• [Task prompt]:
From the listing below, copy every line with the word "contrôle".

• [The input]:
+===+
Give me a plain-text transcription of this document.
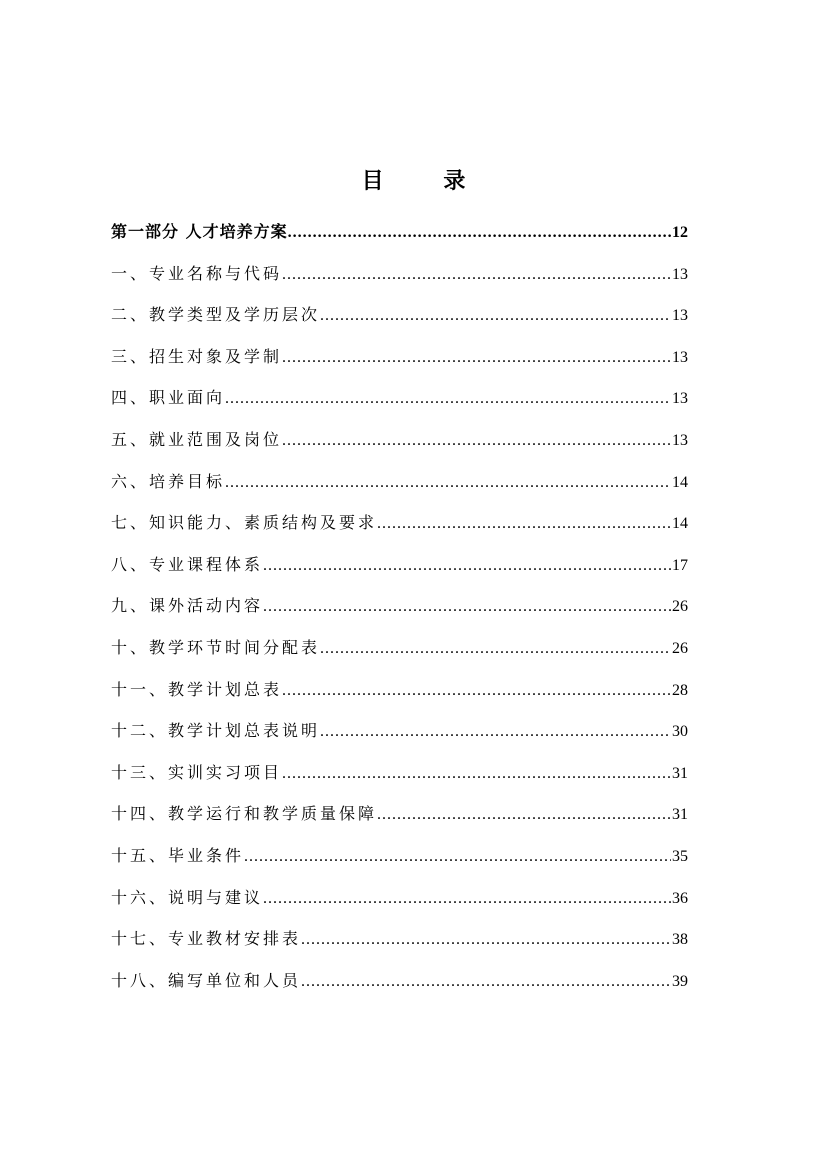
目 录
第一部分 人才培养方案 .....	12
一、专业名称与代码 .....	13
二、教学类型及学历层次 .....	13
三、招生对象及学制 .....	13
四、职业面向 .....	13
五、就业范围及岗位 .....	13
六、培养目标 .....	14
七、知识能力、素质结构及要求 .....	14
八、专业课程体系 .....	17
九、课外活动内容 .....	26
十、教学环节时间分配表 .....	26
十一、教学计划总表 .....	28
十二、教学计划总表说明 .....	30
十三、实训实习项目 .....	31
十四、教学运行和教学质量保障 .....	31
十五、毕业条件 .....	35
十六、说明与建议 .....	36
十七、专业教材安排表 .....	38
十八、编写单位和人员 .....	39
+===+
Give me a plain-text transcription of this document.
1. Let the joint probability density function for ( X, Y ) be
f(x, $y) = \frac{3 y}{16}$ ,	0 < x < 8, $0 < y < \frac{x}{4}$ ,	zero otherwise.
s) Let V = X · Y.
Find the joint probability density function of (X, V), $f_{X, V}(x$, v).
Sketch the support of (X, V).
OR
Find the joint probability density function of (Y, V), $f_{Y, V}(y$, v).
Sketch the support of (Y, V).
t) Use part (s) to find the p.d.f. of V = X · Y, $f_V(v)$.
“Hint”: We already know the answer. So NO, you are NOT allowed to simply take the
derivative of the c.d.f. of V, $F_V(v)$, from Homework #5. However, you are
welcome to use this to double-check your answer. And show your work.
+===+
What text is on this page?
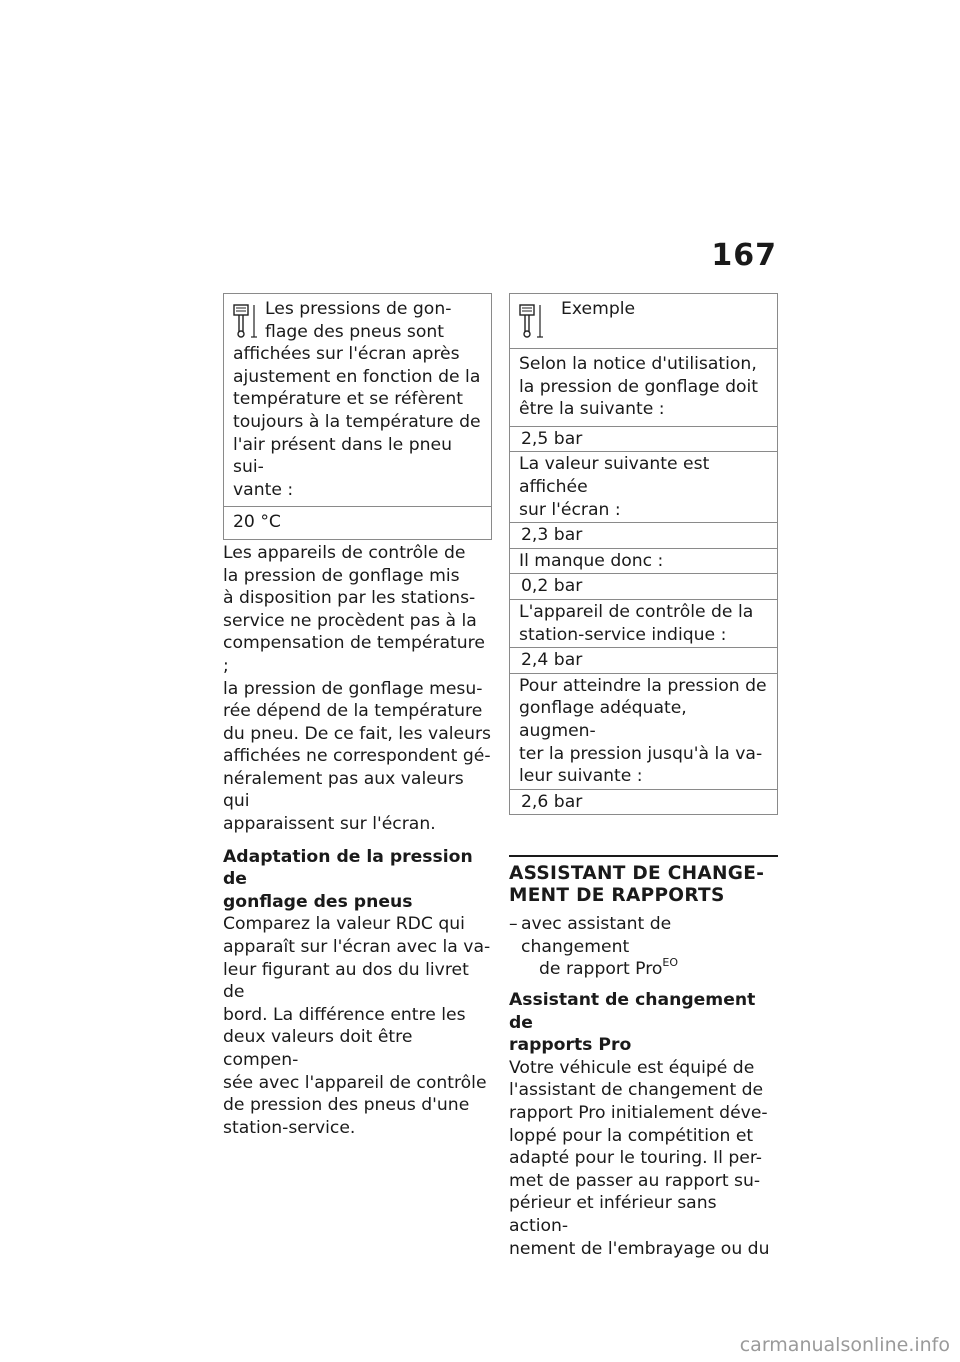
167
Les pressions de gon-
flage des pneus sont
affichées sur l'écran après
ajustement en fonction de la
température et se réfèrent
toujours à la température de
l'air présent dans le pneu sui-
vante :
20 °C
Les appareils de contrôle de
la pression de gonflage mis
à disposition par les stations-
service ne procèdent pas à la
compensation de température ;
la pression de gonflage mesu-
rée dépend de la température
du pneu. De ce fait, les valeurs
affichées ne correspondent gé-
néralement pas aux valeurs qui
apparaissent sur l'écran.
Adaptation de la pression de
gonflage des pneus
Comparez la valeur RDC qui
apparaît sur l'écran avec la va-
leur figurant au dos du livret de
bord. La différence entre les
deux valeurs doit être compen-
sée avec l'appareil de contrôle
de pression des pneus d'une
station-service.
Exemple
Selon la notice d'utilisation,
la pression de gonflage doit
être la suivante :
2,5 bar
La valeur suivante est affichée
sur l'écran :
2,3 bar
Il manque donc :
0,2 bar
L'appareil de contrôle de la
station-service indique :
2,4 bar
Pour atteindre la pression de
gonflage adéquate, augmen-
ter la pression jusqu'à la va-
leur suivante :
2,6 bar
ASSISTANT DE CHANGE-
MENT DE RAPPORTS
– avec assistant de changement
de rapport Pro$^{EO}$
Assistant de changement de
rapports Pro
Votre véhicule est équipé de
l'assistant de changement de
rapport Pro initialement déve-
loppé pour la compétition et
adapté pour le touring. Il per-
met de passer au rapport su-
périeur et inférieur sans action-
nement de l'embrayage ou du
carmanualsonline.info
+===+
• [Solution to this problem]:
Les appareils de contrôle de
sée avec l'appareil de contrôle
L'appareil de contrôle de la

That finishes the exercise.